== THE REQUEST ==
Output the full listing below exactly as it reads, and skip anything that is a picture.

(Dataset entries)
* * * *

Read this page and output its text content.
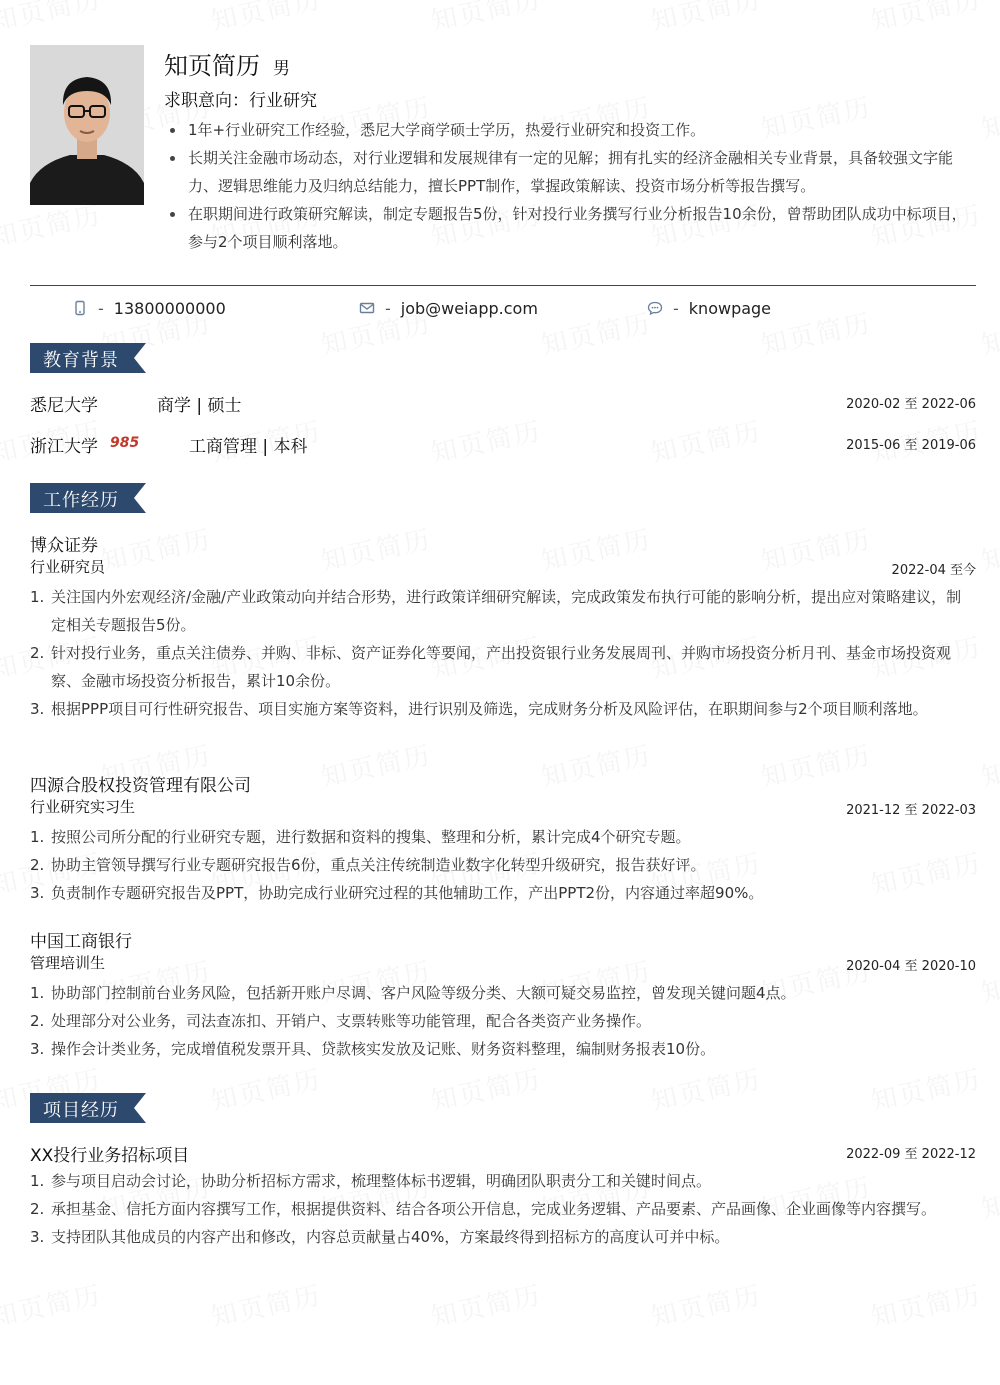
知页简历 男
求职意向：行业研究
1年+行业研究工作经验，悉尼大学商学硕士学历，热爱行业研究和投资工作。
长期关注金融市场动态，对行业逻辑和发展规律有一定的见解；拥有扎实的经济金融相关专业背景，具备较强文字能力、逻辑思维能力及归纳总结能力，擅长PPT制作，掌握政策解读、投资市场分析等报告撰写。
在职期间进行政策研究解读，制定专题报告5份，针对投行业务撰写行业分析报告10余份，曾帮助团队成功中标项目，参与2个项目顺利落地。
- 13800000000	- job@weiapp.com	- knowpage
教育背景
悉尼大学	商学 | 硕士	2020-02 至 2022-06
浙江大学 985	工商管理 | 本科	2015-06 至 2019-06
工作经历
博众证券
行业研究员	2022-04 至今
1. 关注国内外宏观经济/金融/产业政策动向并结合形势，进行政策详细研究解读，完成政策发布执行可能的影响分析，提出应对策略建议，制定相关专题报告5份。
2. 针对投行业务，重点关注债券、并购、非标、资产证券化等要闻，产出投资银行业务发展周刊、并购市场投资分析月刊、基金市场投资观察、金融市场投资分析报告，累计10余份。
3. 根据PPP项目可行性研究报告、项目实施方案等资料，进行识别及筛选，完成财务分析及风险评估，在职期间参与2个项目顺利落地。
四源合股权投资管理有限公司
行业研究实习生	2021-12 至 2022-03
1. 按照公司所分配的行业研究专题，进行数据和资料的搜集、整理和分析，累计完成4个研究专题。
2. 协助主管领导撰写行业专题研究报告6份，重点关注传统制造业数字化转型升级研究，报告获好评。
3. 负责制作专题研究报告及PPT，协助完成行业研究过程的其他辅助工作，产出PPT2份，内容通过率超90%。
中国工商银行
管理培训生	2020-04 至 2020-10
1. 协助部门控制前台业务风险，包括新开账户尽调、客户风险等级分类、大额可疑交易监控，曾发现关键问题4点。
2. 处理部分对公业务，司法查冻扣、开销户、支票转账等功能管理，配合各类资产业务操作。
3. 操作会计类业务，完成增值税发票开具、贷款核实发放及记账、财务资料整理，编制财务报表10份。
项目经历
XX投行业务招标项目	2022-09 至 2022-12
1. 参与项目启动会讨论，协助分析招标方需求，梳理整体标书逻辑，明确团队职责分工和关键时间点。
2. 承担基金、信托方面内容撰写工作，根据提供资料、结合各项公开信息，完成业务逻辑、产品要素、产品画像、企业画像等内容撰写。
3. 支持团队其他成员的内容产出和修改，内容总贡献量占40%，方案最终得到招标方的高度认可并中标。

* * * *

== RESPONSE TO THE EXERCISE ==
Read this page and output its text content.
知页简历 男
求职意向：行业研究
1年+行业研究工作经验，悉尼大学商学硕士学历，热爱行业研究和投资工作。
长期关注金融市场动态，对行业逻辑和发展规律有一定的见解；拥有扎实的经济金融相关专业背景，具备较强文字能力、逻辑思维能力及归纳总结能力，擅长PPT制作，掌握政策解读、投资市场分析等报告撰写。
在职期间进行政策研究解读，制定专题报告5份，针对投行业务撰写行业分析报告10余份，曾帮助团队成功中标项目，参与2个项目顺利落地。
- 13800000000	- job@weiapp.com	- knowpage
教育背景
悉尼大学	商学 | 硕士	2020-02 至 2022-06
浙江大学 985	工商管理 | 本科	2015-06 至 2019-06
工作经历
博众证券
行业研究员	2022-04 至今
1. 关注国内外宏观经济/金融/产业政策动向并结合形势，进行政策详细研究解读，完成政策发布执行可能的影响分析，提出应对策略建议，制定相关专题报告5份。
2. 针对投行业务，重点关注债券、并购、非标、资产证券化等要闻，产出投资银行业务发展周刊、并购市场投资分析月刊、基金市场投资观察、金融市场投资分析报告，累计10余份。
3. 根据PPP项目可行性研究报告、项目实施方案等资料，进行识别及筛选，完成财务分析及风险评估，在职期间参与2个项目顺利落地。
四源合股权投资管理有限公司
行业研究实习生	2021-12 至 2022-03
1. 按照公司所分配的行业研究专题，进行数据和资料的搜集、整理和分析，累计完成4个研究专题。
2. 协助主管领导撰写行业专题研究报告6份，重点关注传统制造业数字化转型升级研究，报告获好评。
3. 负责制作专题研究报告及PPT，协助完成行业研究过程的其他辅助工作，产出PPT2份，内容通过率超90%。
中国工商银行
管理培训生	2020-04 至 2020-10
1. 协助部门控制前台业务风险，包括新开账户尽调、客户风险等级分类、大额可疑交易监控，曾发现关键问题4点。
2. 处理部分对公业务，司法查冻扣、开销户、支票转账等功能管理，配合各类资产业务操作。
3. 操作会计类业务，完成增值税发票开具、贷款核实发放及记账、财务资料整理，编制财务报表10份。
项目经历
XX投行业务招标项目	2022-09 至 2022-12
1. 参与项目启动会讨论，协助分析招标方需求，梳理整体标书逻辑，明确团队职责分工和关键时间点。
2. 承担基金、信托方面内容撰写工作，根据提供资料、结合各项公开信息，完成业务逻辑、产品要素、产品画像、企业画像等内容撰写。
3. 支持团队其他成员的内容产出和修改，内容总贡献量占40%，方案最终得到招标方的高度认可并中标。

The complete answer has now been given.